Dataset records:
==================================================

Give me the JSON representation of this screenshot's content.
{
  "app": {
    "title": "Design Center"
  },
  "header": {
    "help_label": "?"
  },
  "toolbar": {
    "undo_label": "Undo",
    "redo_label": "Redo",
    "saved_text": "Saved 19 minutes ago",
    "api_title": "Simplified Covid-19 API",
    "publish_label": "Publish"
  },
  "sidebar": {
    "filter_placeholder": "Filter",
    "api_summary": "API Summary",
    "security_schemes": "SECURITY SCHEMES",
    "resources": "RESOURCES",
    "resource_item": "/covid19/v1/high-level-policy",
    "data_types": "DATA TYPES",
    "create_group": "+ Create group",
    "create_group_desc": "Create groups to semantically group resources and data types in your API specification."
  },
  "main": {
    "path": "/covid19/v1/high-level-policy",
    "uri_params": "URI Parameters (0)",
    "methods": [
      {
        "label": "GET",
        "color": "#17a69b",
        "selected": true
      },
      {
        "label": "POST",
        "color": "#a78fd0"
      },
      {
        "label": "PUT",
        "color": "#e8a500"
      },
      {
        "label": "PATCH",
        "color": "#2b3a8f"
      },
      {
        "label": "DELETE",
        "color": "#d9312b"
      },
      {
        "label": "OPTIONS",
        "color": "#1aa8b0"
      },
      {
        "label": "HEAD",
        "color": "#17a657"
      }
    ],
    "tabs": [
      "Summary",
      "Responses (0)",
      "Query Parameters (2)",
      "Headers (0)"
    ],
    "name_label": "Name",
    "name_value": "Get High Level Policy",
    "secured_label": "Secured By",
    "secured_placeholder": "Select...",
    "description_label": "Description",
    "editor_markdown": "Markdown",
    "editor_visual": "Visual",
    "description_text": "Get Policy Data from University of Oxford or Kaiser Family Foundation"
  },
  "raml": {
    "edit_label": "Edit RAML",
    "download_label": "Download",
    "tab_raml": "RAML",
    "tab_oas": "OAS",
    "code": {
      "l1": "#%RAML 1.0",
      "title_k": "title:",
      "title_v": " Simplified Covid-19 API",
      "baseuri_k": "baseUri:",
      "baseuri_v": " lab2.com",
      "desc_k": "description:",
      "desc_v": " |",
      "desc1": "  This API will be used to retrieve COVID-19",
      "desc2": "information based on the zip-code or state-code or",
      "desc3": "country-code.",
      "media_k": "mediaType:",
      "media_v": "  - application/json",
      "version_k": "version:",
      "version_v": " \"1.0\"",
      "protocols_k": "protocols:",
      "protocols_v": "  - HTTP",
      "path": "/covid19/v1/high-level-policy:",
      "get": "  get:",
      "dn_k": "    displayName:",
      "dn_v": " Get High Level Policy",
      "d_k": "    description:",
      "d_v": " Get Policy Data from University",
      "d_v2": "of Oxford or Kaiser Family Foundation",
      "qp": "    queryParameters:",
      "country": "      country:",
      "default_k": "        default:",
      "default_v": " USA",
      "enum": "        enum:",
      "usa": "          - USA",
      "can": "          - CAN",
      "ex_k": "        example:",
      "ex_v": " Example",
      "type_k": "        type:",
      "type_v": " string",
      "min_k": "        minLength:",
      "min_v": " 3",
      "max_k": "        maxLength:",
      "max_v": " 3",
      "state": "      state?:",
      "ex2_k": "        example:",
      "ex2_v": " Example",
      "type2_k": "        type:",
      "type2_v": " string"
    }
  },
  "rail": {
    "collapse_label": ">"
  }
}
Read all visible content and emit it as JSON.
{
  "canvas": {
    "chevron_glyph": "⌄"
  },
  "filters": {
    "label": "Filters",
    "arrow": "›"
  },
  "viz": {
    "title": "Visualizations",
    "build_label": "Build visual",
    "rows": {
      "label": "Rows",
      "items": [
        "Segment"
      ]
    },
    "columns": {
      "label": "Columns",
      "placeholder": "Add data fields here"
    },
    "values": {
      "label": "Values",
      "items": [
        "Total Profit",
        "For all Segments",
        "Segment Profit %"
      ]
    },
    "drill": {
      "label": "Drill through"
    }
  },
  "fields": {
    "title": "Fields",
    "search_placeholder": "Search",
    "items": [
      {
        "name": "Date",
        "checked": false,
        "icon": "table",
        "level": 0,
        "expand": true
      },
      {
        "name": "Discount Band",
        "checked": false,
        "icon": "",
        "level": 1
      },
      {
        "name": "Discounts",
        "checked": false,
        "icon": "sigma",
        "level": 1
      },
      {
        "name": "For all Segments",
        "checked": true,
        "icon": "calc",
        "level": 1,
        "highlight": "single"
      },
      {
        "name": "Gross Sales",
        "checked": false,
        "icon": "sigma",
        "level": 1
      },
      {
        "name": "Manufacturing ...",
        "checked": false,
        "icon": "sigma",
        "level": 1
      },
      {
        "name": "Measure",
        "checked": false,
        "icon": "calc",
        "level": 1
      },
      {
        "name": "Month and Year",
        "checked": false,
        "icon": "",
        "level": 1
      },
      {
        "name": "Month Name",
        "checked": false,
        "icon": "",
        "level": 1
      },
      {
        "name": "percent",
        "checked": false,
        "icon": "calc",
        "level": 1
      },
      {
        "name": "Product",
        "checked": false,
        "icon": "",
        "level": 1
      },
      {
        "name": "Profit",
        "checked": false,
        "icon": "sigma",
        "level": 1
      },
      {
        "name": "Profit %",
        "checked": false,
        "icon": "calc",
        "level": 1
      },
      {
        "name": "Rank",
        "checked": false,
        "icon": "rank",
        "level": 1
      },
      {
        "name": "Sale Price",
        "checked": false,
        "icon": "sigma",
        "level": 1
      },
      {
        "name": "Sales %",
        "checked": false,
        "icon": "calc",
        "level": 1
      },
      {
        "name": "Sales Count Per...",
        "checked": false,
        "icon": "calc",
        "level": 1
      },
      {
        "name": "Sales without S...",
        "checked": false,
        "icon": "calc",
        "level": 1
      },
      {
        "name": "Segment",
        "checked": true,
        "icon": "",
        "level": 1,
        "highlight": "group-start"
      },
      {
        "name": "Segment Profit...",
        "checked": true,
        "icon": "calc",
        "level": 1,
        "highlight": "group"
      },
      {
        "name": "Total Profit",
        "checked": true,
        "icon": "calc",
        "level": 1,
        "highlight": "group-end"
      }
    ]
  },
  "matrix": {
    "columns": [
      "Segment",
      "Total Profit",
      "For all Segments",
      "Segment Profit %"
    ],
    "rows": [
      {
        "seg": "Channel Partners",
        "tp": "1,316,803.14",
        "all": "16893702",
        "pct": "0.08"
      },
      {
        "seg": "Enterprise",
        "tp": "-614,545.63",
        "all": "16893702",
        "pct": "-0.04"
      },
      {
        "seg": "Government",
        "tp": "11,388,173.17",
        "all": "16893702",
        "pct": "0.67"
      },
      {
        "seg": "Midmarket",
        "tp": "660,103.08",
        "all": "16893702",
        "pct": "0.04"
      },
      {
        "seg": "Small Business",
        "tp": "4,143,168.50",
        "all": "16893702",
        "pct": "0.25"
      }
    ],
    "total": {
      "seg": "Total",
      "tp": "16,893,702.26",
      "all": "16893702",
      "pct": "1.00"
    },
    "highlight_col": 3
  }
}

==================================================

Do this: Using the listing above, show each line holding the string "University".

Final answer:
    "description_text": "Get Policy Data from University of Oxford or Kaiser Family Foundation"
      "d_v": " Get Policy Data from University",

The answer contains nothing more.